--- Start of DATA TO USE ---

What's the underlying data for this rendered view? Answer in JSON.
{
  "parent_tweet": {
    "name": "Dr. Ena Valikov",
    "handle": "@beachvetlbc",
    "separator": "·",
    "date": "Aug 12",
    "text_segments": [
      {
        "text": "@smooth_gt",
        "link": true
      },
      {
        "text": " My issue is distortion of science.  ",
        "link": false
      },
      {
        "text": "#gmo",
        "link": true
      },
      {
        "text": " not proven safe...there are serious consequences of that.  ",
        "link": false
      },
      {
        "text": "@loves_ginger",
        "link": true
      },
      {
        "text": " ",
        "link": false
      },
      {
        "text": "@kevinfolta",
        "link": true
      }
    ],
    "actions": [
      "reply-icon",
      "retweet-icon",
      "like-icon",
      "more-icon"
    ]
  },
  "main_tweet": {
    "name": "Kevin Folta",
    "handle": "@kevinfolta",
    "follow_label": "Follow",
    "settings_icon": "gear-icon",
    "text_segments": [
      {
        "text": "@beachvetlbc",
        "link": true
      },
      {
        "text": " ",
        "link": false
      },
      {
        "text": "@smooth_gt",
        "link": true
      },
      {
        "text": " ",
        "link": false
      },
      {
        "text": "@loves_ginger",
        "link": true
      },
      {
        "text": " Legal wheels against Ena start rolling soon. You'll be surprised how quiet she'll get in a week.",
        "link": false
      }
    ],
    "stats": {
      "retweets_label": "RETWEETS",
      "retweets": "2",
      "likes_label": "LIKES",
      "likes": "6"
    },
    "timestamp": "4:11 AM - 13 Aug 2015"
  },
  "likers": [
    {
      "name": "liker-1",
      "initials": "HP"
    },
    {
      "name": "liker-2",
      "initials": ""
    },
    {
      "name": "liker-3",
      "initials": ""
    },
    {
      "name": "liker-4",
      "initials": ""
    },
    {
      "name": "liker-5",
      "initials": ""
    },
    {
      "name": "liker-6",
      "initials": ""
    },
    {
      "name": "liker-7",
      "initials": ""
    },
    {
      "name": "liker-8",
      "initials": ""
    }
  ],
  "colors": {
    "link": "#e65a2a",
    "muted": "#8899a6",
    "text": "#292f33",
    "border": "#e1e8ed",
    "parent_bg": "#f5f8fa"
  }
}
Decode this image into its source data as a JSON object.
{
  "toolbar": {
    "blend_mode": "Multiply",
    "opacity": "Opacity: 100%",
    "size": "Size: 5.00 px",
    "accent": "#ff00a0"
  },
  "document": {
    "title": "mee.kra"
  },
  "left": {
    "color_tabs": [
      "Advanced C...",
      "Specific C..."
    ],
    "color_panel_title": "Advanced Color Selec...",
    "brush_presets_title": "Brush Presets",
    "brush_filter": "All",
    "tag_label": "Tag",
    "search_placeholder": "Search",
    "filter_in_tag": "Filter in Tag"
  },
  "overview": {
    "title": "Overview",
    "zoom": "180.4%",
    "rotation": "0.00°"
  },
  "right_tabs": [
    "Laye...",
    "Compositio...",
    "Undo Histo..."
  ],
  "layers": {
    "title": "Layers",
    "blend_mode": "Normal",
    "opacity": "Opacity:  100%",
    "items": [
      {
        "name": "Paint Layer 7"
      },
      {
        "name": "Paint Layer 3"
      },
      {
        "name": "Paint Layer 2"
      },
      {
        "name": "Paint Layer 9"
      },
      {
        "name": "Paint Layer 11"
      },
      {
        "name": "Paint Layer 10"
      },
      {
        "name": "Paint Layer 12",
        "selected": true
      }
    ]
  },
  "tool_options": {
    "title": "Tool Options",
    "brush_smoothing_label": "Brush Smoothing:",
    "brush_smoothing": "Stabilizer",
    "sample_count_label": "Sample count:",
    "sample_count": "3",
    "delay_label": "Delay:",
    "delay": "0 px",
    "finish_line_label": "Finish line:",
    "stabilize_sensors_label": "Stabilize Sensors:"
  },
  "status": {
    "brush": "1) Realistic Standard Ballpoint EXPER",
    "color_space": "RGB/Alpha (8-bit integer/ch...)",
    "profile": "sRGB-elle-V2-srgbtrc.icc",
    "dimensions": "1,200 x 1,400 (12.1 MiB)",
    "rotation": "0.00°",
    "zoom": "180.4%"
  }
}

--- End of DATA TO USE ---

**PROBLEM REQUIREMENTS**.
Write the material out again in its entirety, exactly as shown.

**SOLUTION FOR THIS PROBLEM**.
What's the underlying data for this rendered view? Answer in JSON.
{
  "parent_tweet": {
    "name": "Dr. Ena Valikov",
    "handle": "@beachvetlbc",
    "separator": "·",
    "date": "Aug 12",
    "text_segments": [
      {
        "text": "@smooth_gt",
        "link": true
      },
      {
        "text": " My issue is distortion of science.  ",
        "link": false
      },
      {
        "text": "#gmo",
        "link": true
      },
      {
        "text": " not proven safe...there are serious consequences of that.  ",
        "link": false
      },
      {
        "text": "@loves_ginger",
        "link": true
      },
      {
        "text": " ",
        "link": false
      },
      {
        "text": "@kevinfolta",
        "link": true
      }
    ],
    "actions": [
      "reply-icon",
      "retweet-icon",
      "like-icon",
      "more-icon"
    ]
  },
  "main_tweet": {
    "name": "Kevin Folta",
    "handle": "@kevinfolta",
    "follow_label": "Follow",
    "settings_icon": "gear-icon",
    "text_segments": [
      {
        "text": "@beachvetlbc",
        "link": true
      },
      {
        "text": " ",
        "link": false
      },
      {
        "text": "@smooth_gt",
        "link": true
      },
      {
        "text": " ",
        "link": false
      },
      {
        "text": "@loves_ginger",
        "link": true
      },
      {
        "text": " Legal wheels against Ena start rolling soon. You'll be surprised how quiet she'll get in a week.",
        "link": false
      }
    ],
    "stats": {
      "retweets_label": "RETWEETS",
      "retweets": "2",
      "likes_label": "LIKES",
      "likes": "6"
    },
    "timestamp": "4:11 AM - 13 Aug 2015"
  },
  "likers": [
    {
      "name": "liker-1",
      "initials": "HP"
    },
    {
      "name": "liker-2",
      "initials": ""
    },
    {
      "name": "liker-3",
      "initials": ""
    },
    {
      "name": "liker-4",
      "initials": ""
    },
    {
      "name": "liker-5",
      "initials": ""
    },
    {
      "name": "liker-6",
      "initials": ""
    },
    {
      "name": "liker-7",
      "initials": ""
    },
    {
      "name": "liker-8",
      "initials": ""
    }
  ],
  "colors": {
    "link": "#e65a2a",
    "muted": "#8899a6",
    "text": "#292f33",
    "border": "#e1e8ed",
    "parent_bg": "#f5f8fa"
  }
}
Decode this image into its source data as a JSON object.
{
  "toolbar": {
    "blend_mode": "Multiply",
    "opacity": "Opacity: 100%",
    "size": "Size: 5.00 px",
    "accent": "#ff00a0"
  },
  "document": {
    "title": "mee.kra"
  },
  "left": {
    "color_tabs": [
      "Advanced C...",
      "Specific C..."
    ],
    "color_panel_title": "Advanced Color Selec...",
    "brush_presets_title": "Brush Presets",
    "brush_filter": "All",
    "tag_label": "Tag",
    "search_placeholder": "Search",
    "filter_in_tag": "Filter in Tag"
  },
  "overview": {
    "title": "Overview",
    "zoom": "180.4%",
    "rotation": "0.00°"
  },
  "right_tabs": [
    "Laye...",
    "Compositio...",
    "Undo Histo..."
  ],
  "layers": {
    "title": "Layers",
    "blend_mode": "Normal",
    "opacity": "Opacity:  100%",
    "items": [
      {
        "name": "Paint Layer 7"
      },
      {
        "name": "Paint Layer 3"
      },
      {
        "name": "Paint Layer 2"
      },
      {
        "name": "Paint Layer 9"
      },
      {
        "name": "Paint Layer 11"
      },
      {
        "name": "Paint Layer 10"
      },
      {
        "name": "Paint Layer 12",
        "selected": true
      }
    ]
  },
  "tool_options": {
    "title": "Tool Options",
    "brush_smoothing_label": "Brush Smoothing:",
    "brush_smoothing": "Stabilizer",
    "sample_count_label": "Sample count:",
    "sample_count": "3",
    "delay_label": "Delay:",
    "delay": "0 px",
    "finish_line_label": "Finish line:",
    "stabilize_sensors_label": "Stabilize Sensors:"
  },
  "status": {
    "brush": "1) Realistic Standard Ballpoint EXPER",
    "color_space": "RGB/Alpha (8-bit integer/ch...)",
    "profile": "sRGB-elle-V2-srgbtrc.icc",
    "dimensions": "1,200 x 1,400 (12.1 MiB)",
    "rotation": "0.00°",
    "zoom": "180.4%"
  }
}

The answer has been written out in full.